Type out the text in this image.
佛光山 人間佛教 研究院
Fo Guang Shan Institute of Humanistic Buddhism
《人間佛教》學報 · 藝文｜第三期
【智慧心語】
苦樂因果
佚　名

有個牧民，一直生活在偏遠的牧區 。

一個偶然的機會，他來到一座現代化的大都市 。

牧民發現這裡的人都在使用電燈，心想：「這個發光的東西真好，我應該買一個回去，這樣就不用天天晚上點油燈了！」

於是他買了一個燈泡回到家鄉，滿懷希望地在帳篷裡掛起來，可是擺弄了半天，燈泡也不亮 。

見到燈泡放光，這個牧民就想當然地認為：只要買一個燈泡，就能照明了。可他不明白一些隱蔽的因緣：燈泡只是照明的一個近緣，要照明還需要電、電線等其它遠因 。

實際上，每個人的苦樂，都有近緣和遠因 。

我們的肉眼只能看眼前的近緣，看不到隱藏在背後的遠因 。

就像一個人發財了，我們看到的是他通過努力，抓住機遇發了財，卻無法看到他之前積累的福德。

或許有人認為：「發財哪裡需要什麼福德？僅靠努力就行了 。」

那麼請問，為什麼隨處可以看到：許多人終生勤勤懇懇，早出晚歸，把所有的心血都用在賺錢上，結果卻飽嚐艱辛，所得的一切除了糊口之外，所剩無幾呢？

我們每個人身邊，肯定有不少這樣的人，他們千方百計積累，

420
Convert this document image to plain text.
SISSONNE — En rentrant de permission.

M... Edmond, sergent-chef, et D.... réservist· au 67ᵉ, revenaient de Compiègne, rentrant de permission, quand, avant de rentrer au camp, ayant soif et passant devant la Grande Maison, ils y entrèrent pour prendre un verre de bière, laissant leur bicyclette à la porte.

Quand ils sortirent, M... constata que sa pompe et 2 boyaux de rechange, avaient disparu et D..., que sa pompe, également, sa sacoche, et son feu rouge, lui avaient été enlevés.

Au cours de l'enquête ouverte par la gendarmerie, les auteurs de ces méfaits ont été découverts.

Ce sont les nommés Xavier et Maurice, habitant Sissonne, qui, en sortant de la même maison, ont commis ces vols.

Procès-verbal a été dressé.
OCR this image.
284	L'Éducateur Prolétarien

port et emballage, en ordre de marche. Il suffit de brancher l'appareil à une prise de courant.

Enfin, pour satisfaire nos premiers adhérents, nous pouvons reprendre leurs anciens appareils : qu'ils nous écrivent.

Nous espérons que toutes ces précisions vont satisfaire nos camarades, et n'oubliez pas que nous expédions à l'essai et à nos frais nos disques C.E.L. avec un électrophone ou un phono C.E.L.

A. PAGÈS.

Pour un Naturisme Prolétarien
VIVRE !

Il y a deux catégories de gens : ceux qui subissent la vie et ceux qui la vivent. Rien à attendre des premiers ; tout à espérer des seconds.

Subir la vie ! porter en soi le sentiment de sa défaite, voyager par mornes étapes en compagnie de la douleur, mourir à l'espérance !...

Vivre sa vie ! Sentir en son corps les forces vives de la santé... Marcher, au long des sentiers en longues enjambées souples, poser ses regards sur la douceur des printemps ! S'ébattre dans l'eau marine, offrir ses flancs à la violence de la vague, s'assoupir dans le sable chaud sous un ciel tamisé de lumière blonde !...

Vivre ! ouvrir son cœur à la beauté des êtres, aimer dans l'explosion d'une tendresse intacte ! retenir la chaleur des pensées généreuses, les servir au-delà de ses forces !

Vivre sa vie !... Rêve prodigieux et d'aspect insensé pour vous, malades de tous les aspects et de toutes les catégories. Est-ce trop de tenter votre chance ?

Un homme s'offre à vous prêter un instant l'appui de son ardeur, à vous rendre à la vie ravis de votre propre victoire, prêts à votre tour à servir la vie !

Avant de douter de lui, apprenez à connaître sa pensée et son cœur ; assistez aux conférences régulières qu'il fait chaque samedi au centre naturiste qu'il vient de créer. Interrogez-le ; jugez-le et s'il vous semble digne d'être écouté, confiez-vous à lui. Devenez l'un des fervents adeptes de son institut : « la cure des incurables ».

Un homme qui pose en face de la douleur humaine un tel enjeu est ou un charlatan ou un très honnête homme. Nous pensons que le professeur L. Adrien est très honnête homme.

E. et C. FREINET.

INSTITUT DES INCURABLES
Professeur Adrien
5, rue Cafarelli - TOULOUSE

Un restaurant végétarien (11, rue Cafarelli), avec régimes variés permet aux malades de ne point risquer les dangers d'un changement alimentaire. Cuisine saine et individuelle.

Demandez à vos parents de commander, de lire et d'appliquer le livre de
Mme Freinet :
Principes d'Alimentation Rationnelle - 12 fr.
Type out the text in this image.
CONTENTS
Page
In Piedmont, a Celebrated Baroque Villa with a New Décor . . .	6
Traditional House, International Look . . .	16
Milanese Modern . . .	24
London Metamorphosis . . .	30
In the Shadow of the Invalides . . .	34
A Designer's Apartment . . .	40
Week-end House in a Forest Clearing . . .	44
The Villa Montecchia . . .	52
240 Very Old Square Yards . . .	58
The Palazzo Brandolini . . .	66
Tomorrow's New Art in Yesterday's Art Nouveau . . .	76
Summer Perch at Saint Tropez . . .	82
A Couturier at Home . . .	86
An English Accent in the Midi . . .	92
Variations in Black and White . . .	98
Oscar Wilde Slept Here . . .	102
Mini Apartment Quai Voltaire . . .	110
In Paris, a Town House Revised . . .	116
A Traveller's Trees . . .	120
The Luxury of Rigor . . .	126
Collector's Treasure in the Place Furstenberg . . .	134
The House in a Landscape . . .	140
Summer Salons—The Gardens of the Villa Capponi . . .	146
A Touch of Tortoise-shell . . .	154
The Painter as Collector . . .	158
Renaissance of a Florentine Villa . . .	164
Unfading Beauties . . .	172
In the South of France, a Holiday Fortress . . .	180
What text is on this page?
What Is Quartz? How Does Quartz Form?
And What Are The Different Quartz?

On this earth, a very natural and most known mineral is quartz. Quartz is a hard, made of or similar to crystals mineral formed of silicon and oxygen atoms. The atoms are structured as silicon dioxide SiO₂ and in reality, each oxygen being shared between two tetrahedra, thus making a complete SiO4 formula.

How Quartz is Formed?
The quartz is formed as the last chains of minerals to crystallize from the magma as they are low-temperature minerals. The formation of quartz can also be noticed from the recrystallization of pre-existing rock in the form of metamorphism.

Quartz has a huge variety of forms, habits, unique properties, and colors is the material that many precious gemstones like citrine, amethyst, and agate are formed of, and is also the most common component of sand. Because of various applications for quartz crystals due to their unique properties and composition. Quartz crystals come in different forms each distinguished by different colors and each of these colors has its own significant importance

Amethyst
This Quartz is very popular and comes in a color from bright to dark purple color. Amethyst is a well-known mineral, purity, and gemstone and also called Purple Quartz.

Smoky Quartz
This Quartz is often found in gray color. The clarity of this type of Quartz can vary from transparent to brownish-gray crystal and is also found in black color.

§

## Set exercise
Repeat the data in its entirety, character for character.

## Output of the exercise
Type out the text in this image.
佛光山 人間佛教 研究院
Fo Guang Shan Institute of Humanistic Buddhism
《人間佛教》學報 · 藝文｜第三期
【智慧心語】
苦樂因果
佚　名

有個牧民，一直生活在偏遠的牧區 。

一個偶然的機會，他來到一座現代化的大都市 。

牧民發現這裡的人都在使用電燈，心想：「這個發光的東西真好，我應該買一個回去，這樣就不用天天晚上點油燈了！」

於是他買了一個燈泡回到家鄉，滿懷希望地在帳篷裡掛起來，可是擺弄了半天，燈泡也不亮 。

見到燈泡放光，這個牧民就想當然地認為：只要買一個燈泡，就能照明了。可他不明白一些隱蔽的因緣：燈泡只是照明的一個近緣，要照明還需要電、電線等其它遠因 。

實際上，每個人的苦樂，都有近緣和遠因 。

我們的肉眼只能看眼前的近緣，看不到隱藏在背後的遠因 。

就像一個人發財了，我們看到的是他通過努力，抓住機遇發了財，卻無法看到他之前積累的福德。

或許有人認為：「發財哪裡需要什麼福德？僅靠努力就行了 。」

那麼請問，為什麼隨處可以看到：許多人終生勤勤懇懇，早出晚歸，把所有的心血都用在賺錢上，結果卻飽嚐艱辛，所得的一切除了糊口之外，所剩無幾呢？

我們每個人身邊，肯定有不少這樣的人，他們千方百計積累，

420
Convert this document image to plain text.
SISSONNE — En rentrant de permission.

M... Edmond, sergent-chef, et D.... réservist· au 67ᵉ, revenaient de Compiègne, rentrant de permission, quand, avant de rentrer au camp, ayant soif et passant devant la Grande Maison, ils y entrèrent pour prendre un verre de bière, laissant leur bicyclette à la porte.

Quand ils sortirent, M... constata que sa pompe et 2 boyaux de rechange, avaient disparu et D..., que sa pompe, également, sa sacoche, et son feu rouge, lui avaient été enlevés.

Au cours de l'enquête ouverte par la gendarmerie, les auteurs de ces méfaits ont été découverts.

Ce sont les nommés Xavier et Maurice, habitant Sissonne, qui, en sortant de la même maison, ont commis ces vols.

Procès-verbal a été dressé.
OCR this image.
284	L'Éducateur Prolétarien

port et emballage, en ordre de marche. Il suffit de brancher l'appareil à une prise de courant.

Enfin, pour satisfaire nos premiers adhérents, nous pouvons reprendre leurs anciens appareils : qu'ils nous écrivent.

Nous espérons que toutes ces précisions vont satisfaire nos camarades, et n'oubliez pas que nous expédions à l'essai et à nos frais nos disques C.E.L. avec un électrophone ou un phono C.E.L.

A. PAGÈS.

Pour un Naturisme Prolétarien
VIVRE !

Il y a deux catégories de gens : ceux qui subissent la vie et ceux qui la vivent. Rien à attendre des premiers ; tout à espérer des seconds.

Subir la vie ! porter en soi le sentiment de sa défaite, voyager par mornes étapes en compagnie de la douleur, mourir à l'espérance !...

Vivre sa vie ! Sentir en son corps les forces vives de la santé... Marcher, au long des sentiers en longues enjambées souples, poser ses regards sur la douceur des printemps ! S'ébattre dans l'eau marine, offrir ses flancs à la violence de la vague, s'assoupir dans le sable chaud sous un ciel tamisé de lumière blonde !...

Vivre ! ouvrir son cœur à la beauté des êtres, aimer dans l'explosion d'une tendresse intacte ! retenir la chaleur des pensées généreuses, les servir au-delà de ses forces !

Vivre sa vie !... Rêve prodigieux et d'aspect insensé pour vous, malades de tous les aspects et de toutes les catégories. Est-ce trop de tenter votre chance ?

Un homme s'offre à vous prêter un instant l'appui de son ardeur, à vous rendre à la vie ravis de votre propre victoire, prêts à votre tour à servir la vie !

Avant de douter de lui, apprenez à connaître sa pensée et son cœur ; assistez aux conférences régulières qu'il fait chaque samedi au centre naturiste qu'il vient de créer. Interrogez-le ; jugez-le et s'il vous semble digne d'être écouté, confiez-vous à lui. Devenez l'un des fervents adeptes de son institut : « la cure des incurables ».

Un homme qui pose en face de la douleur humaine un tel enjeu est ou un charlatan ou un très honnête homme. Nous pensons que le professeur L. Adrien est très honnête homme.

E. et C. FREINET.

INSTITUT DES INCURABLES
Professeur Adrien
5, rue Cafarelli - TOULOUSE

Un restaurant végétarien (11, rue Cafarelli), avec régimes variés permet aux malades de ne point risquer les dangers d'un changement alimentaire. Cuisine saine et individuelle.

Demandez à vos parents de commander, de lire et d'appliquer le livre de
Mme Freinet :
Principes d'Alimentation Rationnelle - 12 fr.
Type out the text in this image.
CONTENTS
Page
In Piedmont, a Celebrated Baroque Villa with a New Décor . . .	6
Traditional House, International Look . . .	16
Milanese Modern . . .	24
London Metamorphosis . . .	30
In the Shadow of the Invalides . . .	34
A Designer's Apartment . . .	40
Week-end House in a Forest Clearing . . .	44
The Villa Montecchia . . .	52
240 Very Old Square Yards . . .	58
The Palazzo Brandolini . . .	66
Tomorrow's New Art in Yesterday's Art Nouveau . . .	76
Summer Perch at Saint Tropez . . .	82
A Couturier at Home . . .	86
An English Accent in the Midi . . .	92
Variations in Black and White . . .	98
Oscar Wilde Slept Here . . .	102
Mini Apartment Quai Voltaire . . .	110
In Paris, a Town House Revised . . .	116
A Traveller's Trees . . .	120
The Luxury of Rigor . . .	126
Collector's Treasure in the Place Furstenberg . . .	134
The House in a Landscape . . .	140
Summer Salons—The Gardens of the Villa Capponi . . .	146
A Touch of Tortoise-shell . . .	154
The Painter as Collector . . .	158
Renaissance of a Florentine Villa . . .	164
Unfading Beauties . . .	172
In the South of France, a Holiday Fortress . . .	180
What text is on this page?
What Is Quartz? How Does Quartz Form?
And What Are The Different Quartz?

On this earth, a very natural and most known mineral is quartz. Quartz is a hard, made of or similar to crystals mineral formed of silicon and oxygen atoms. The atoms are structured as silicon dioxide SiO₂ and in reality, each oxygen being shared between two tetrahedra, thus making a complete SiO4 formula.

How Quartz is Formed?
The quartz is formed as the last chains of minerals to crystallize from the magma as they are low-temperature minerals. The formation of quartz can also be noticed from the recrystallization of pre-existing rock in the form of metamorphism.

Quartz has a huge variety of forms, habits, unique properties, and colors is the material that many precious gemstones like citrine, amethyst, and agate are formed of, and is also the most common component of sand. Because of various applications for quartz crystals due to their unique properties and composition. Quartz crystals come in different forms each distinguished by different colors and each of these colors has its own significant importance

Amethyst
This Quartz is very popular and comes in a color from bright to dark purple color. Amethyst is a well-known mineral, purity, and gemstone and also called Purple Quartz.

Smoky Quartz
This Quartz is often found in gray color. The clarity of this type of Quartz can vary from transparent to brownish-gray crystal and is also found in black color.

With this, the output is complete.